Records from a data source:

○ ○ ○ ○ ○ ○ ○

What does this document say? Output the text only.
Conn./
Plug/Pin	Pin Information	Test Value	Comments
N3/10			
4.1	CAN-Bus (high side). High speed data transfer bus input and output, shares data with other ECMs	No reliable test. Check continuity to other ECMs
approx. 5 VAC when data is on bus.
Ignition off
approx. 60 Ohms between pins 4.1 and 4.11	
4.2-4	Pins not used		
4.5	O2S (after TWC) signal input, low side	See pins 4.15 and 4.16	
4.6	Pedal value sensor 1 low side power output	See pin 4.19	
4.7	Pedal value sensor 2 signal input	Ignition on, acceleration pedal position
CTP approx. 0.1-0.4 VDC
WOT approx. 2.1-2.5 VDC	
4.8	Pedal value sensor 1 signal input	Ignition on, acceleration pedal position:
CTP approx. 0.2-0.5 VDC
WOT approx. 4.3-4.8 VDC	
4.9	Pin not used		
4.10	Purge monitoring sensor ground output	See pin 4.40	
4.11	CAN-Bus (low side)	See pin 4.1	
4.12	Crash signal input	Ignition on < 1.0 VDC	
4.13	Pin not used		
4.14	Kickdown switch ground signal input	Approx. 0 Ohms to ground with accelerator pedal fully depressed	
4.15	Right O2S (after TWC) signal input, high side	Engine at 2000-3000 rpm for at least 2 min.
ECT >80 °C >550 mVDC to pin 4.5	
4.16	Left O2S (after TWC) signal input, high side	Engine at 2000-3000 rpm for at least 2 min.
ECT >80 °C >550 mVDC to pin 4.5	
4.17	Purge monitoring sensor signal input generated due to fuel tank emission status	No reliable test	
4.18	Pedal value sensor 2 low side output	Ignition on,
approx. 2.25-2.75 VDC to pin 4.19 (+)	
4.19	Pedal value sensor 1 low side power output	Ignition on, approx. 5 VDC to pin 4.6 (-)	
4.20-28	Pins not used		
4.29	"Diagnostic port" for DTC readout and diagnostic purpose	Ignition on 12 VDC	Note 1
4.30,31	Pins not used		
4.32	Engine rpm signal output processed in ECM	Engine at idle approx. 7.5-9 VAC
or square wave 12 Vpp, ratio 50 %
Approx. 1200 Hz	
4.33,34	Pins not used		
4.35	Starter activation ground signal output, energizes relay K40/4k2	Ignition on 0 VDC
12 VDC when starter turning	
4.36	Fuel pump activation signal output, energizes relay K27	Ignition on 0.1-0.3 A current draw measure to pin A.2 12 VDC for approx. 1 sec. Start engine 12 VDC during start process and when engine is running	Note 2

○ ○ ○ ○ ○ ○ ○

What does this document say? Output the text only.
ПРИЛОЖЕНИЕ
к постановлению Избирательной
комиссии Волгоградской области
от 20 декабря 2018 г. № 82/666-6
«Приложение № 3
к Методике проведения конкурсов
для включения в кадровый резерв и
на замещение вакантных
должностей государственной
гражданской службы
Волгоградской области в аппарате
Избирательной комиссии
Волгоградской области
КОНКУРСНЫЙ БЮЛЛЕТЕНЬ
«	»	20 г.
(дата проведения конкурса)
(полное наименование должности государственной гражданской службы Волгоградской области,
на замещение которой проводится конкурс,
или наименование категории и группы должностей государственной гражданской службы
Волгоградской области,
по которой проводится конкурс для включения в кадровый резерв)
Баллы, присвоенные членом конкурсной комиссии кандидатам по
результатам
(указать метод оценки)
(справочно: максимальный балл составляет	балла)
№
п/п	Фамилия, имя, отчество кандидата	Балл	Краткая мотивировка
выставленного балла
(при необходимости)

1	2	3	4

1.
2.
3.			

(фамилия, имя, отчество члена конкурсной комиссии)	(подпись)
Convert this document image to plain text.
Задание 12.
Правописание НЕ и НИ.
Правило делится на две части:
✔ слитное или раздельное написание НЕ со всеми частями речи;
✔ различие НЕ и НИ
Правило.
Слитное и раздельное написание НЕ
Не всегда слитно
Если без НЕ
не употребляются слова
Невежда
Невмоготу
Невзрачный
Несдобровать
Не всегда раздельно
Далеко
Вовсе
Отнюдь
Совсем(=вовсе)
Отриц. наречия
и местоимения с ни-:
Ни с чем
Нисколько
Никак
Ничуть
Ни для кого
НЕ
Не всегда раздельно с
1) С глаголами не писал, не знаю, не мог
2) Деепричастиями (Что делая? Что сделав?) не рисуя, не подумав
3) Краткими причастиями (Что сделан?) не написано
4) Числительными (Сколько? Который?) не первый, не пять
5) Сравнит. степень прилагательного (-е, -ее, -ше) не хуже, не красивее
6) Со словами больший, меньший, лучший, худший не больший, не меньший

○ ○ ○ ○ ○ ○ ○

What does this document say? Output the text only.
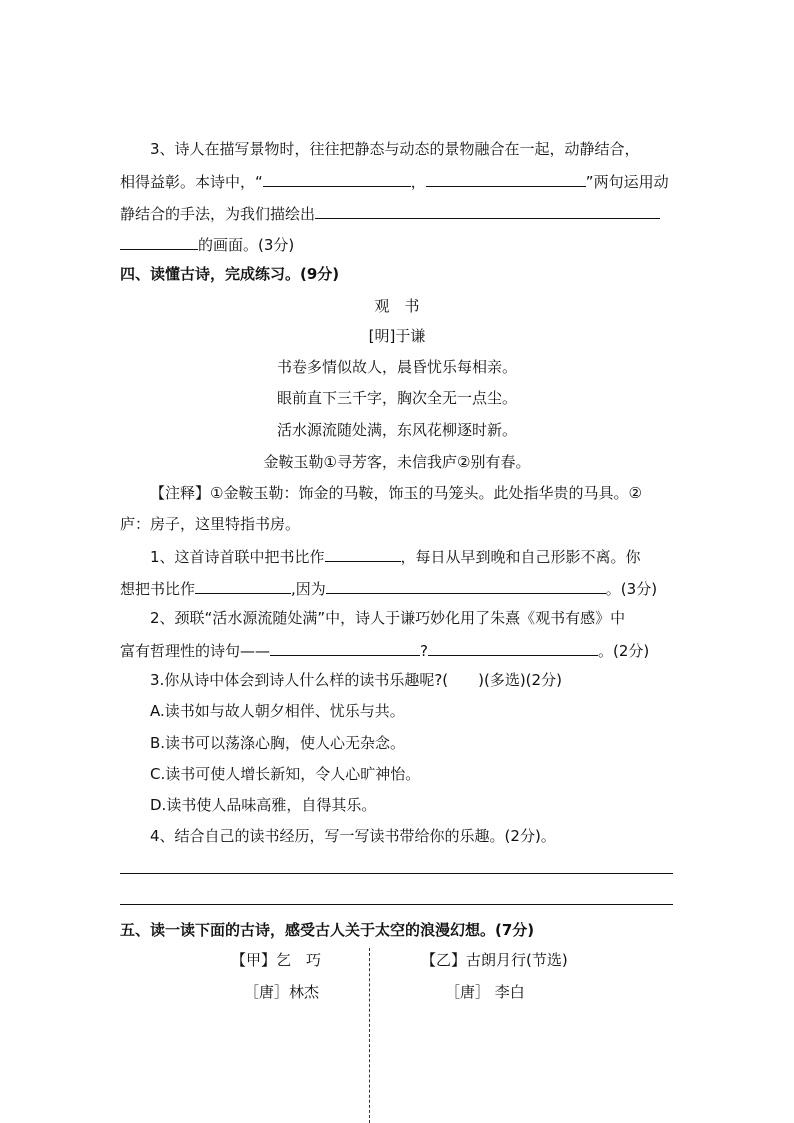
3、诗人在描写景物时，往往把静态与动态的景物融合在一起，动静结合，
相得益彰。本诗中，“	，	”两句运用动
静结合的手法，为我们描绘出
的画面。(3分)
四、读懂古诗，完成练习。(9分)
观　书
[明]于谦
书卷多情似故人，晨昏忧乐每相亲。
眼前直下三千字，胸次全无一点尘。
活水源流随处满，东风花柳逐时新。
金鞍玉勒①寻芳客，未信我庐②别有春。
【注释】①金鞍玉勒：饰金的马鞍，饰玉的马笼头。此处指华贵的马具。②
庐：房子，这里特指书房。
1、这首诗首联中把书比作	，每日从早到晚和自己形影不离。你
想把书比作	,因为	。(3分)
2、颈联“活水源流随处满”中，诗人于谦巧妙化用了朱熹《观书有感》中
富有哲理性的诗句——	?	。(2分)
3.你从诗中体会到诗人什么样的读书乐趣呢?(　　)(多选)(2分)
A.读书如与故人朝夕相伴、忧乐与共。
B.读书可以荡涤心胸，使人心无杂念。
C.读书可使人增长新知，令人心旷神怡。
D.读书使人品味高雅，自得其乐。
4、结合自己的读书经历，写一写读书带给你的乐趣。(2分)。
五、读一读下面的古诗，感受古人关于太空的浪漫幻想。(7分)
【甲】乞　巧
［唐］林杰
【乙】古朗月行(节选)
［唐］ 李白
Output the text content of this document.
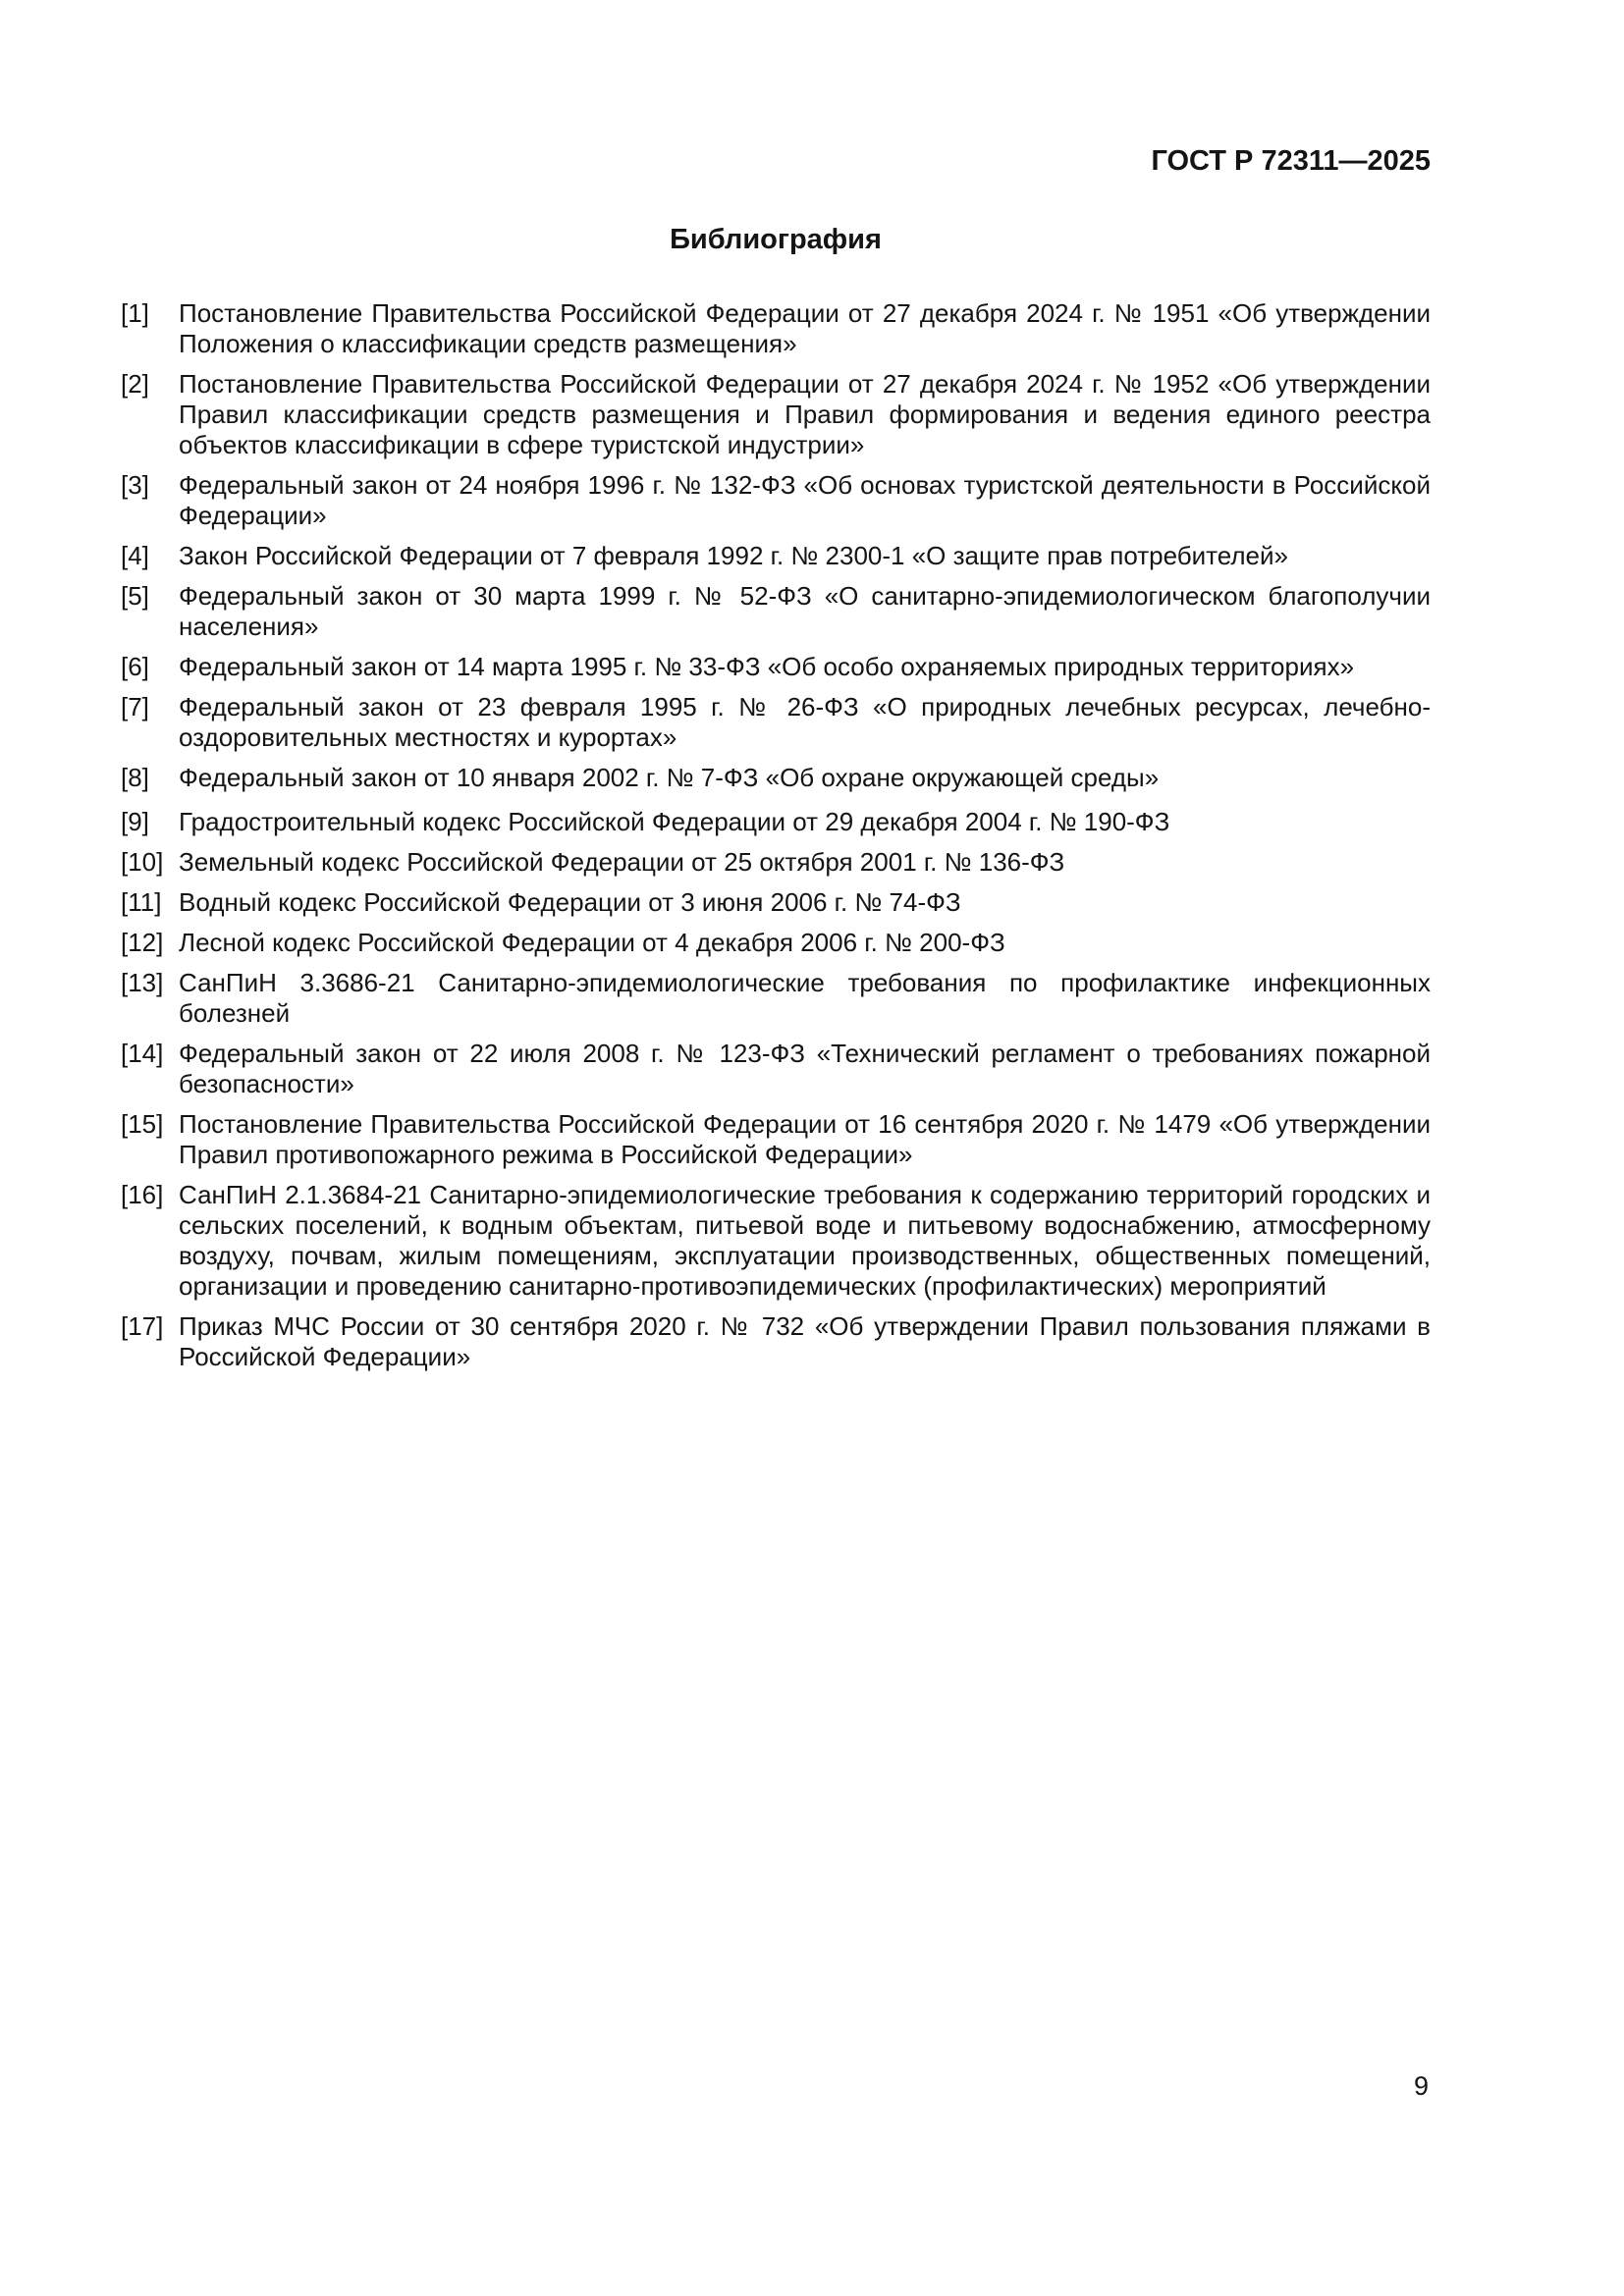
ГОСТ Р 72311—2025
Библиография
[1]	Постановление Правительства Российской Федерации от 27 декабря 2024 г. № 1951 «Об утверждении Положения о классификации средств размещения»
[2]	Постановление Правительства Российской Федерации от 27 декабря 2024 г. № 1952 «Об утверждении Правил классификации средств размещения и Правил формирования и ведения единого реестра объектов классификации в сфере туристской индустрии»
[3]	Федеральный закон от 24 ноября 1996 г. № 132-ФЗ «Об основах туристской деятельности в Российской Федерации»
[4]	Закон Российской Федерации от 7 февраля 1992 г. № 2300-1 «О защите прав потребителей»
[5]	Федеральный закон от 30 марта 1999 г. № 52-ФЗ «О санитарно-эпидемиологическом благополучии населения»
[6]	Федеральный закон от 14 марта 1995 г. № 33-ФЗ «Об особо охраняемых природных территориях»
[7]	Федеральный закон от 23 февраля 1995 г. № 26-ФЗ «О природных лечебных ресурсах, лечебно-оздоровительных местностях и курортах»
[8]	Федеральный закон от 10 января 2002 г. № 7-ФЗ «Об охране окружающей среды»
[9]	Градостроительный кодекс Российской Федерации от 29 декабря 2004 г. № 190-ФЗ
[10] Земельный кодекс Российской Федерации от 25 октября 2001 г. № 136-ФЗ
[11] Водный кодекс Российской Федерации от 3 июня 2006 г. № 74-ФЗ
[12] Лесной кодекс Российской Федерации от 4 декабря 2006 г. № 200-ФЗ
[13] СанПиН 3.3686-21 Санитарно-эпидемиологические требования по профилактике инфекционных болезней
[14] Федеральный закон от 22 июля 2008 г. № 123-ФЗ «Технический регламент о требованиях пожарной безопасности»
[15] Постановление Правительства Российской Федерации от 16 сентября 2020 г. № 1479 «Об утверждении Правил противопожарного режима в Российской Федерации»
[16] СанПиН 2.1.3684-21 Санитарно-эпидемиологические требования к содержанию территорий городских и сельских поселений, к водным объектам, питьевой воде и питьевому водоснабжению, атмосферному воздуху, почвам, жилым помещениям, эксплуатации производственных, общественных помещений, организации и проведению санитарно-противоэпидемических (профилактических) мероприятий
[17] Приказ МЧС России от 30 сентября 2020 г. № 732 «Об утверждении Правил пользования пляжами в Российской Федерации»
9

○ ○ ○ ○ ○ ○ ○

DO THIS - Show every line from the listing above in which the string "проведения" appears.

RESULT FOR THIS EXERCISE -
к Методике проведения конкурсов
(дата проведения конкурса)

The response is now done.